# Aim
Repeat the material exactly, leaving nothing out.
— Start Data provided —
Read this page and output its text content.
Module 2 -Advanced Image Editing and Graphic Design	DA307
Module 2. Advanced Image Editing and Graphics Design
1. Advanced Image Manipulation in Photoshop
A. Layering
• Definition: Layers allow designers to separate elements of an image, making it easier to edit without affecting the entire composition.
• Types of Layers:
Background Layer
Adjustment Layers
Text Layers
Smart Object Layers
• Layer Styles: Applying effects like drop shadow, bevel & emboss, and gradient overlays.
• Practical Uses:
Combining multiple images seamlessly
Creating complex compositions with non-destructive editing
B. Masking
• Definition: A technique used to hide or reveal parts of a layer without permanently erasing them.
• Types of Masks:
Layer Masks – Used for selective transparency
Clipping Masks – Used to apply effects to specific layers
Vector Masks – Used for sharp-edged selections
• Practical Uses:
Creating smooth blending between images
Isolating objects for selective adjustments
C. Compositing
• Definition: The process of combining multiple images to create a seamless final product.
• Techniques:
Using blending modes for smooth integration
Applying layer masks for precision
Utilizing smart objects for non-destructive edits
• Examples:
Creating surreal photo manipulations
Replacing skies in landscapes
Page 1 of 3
— End Data provided —
# Response
Read this page and output its text content.
Module 2 -Advanced Image Editing and Graphic Design	DA307
Module 2. Advanced Image Editing and Graphics Design
1. Advanced Image Manipulation in Photoshop
A. Layering
• Definition: Layers allow designers to separate elements of an image, making it easier to edit without affecting the entire composition.
• Types of Layers:
Background Layer
Adjustment Layers
Text Layers
Smart Object Layers
• Layer Styles: Applying effects like drop shadow, bevel & emboss, and gradient overlays.
• Practical Uses:
Combining multiple images seamlessly
Creating complex compositions with non-destructive editing
B. Masking
• Definition: A technique used to hide or reveal parts of a layer without permanently erasing them.
• Types of Masks:
Layer Masks – Used for selective transparency
Clipping Masks – Used to apply effects to specific layers
Vector Masks – Used for sharp-edged selections
• Practical Uses:
Creating smooth blending between images
Isolating objects for selective adjustments
C. Compositing
• Definition: The process of combining multiple images to create a seamless final product.
• Techniques:
Using blending modes for smooth integration
Applying layer masks for precision
Utilizing smart objects for non-destructive edits
• Examples:
Creating surreal photo manipulations
Replacing skies in landscapes
Page 1 of 3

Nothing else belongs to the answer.